What needs to be done: In the material below, list every line carrying the string "Sheet".

Material for the task:
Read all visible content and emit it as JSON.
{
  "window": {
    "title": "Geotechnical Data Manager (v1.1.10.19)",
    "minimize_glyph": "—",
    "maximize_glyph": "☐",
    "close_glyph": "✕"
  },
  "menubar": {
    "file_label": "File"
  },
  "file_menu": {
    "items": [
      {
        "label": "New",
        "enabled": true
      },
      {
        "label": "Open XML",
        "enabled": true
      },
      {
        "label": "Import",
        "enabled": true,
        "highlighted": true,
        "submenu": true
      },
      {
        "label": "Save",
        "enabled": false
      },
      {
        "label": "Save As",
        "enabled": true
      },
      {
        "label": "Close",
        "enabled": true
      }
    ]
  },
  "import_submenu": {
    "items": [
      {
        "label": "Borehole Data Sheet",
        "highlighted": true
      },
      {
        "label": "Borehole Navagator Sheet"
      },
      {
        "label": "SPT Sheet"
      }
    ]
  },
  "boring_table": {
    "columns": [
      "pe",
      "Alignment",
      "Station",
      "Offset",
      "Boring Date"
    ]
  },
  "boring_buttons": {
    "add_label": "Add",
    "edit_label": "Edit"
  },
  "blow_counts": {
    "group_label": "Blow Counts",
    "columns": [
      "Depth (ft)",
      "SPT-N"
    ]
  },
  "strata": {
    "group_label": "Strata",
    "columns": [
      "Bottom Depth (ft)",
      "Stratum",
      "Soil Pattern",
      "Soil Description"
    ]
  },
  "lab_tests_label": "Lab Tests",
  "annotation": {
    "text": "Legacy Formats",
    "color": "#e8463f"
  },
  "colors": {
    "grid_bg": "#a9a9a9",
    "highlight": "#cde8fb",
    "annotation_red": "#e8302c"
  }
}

Result of the task:
        "label": "Borehole Data Sheet",
        "label": "Borehole Navagator Sheet"
        "label": "SPT Sheet"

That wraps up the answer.